_Requirements_:
Find each line in the following listing that has the string "this", then state the count and nothing else.

[Collected data]
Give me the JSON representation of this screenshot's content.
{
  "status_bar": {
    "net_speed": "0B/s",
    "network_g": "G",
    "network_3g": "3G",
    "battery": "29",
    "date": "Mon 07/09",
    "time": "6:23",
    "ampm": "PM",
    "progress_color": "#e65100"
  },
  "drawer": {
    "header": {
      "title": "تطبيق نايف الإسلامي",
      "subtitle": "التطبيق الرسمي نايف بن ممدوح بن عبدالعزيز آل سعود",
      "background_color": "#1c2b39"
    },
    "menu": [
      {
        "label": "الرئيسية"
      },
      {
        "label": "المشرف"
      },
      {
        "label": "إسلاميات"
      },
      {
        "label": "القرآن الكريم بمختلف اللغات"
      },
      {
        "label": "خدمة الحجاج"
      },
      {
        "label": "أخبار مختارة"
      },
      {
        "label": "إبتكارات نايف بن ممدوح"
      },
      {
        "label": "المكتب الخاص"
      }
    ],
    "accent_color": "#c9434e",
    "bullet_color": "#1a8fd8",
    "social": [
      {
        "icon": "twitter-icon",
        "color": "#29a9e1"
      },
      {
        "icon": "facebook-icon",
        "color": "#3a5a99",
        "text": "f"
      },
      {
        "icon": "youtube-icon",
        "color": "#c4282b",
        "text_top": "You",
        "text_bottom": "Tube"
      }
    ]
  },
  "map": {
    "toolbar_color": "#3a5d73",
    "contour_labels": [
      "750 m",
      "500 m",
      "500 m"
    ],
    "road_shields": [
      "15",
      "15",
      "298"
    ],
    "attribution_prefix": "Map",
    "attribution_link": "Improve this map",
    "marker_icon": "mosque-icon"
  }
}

_Correct output_:
2